*WORK INSTRUCTIONS:*
Which lines of the records contain "also"? Collect every one of them.
[Begin RECORDS SUPPLIED]
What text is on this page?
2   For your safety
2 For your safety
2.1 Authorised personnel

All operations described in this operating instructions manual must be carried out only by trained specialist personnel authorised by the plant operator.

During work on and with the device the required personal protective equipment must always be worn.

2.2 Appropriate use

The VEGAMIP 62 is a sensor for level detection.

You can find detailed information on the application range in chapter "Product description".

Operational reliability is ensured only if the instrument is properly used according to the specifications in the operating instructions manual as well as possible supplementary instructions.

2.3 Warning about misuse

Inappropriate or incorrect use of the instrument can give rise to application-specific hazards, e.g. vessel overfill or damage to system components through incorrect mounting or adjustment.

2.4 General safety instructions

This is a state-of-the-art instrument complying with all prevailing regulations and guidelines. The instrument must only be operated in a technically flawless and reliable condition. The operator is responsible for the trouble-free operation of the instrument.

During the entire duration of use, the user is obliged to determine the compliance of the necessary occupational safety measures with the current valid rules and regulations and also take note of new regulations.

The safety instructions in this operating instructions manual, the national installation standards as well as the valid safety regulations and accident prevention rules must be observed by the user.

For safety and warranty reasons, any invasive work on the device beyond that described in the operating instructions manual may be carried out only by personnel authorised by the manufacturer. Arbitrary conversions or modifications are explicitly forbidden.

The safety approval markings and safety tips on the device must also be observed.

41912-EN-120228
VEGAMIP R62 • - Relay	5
[End RECORDS SUPPLIED]
[Begin RECORDS SUPPLIED]
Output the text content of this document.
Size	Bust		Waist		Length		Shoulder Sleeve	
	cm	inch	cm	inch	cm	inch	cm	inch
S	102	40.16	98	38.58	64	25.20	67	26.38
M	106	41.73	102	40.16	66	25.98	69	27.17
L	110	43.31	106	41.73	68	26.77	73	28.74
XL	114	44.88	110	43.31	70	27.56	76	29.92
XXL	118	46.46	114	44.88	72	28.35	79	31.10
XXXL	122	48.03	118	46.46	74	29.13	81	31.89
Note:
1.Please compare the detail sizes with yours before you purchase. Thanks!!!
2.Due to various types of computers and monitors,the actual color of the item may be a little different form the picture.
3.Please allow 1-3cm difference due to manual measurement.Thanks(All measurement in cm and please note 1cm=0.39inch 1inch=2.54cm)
[End RECORDS SUPPLIED]
*RESPONSE BELOW:*
During the entire duration of use, the user is obliged to determine the compliance of the necessary occupational safety measures with the current valid rules and regulations and also take note of new regulations.
The safety approval markings and safety tips on the device must also be observed.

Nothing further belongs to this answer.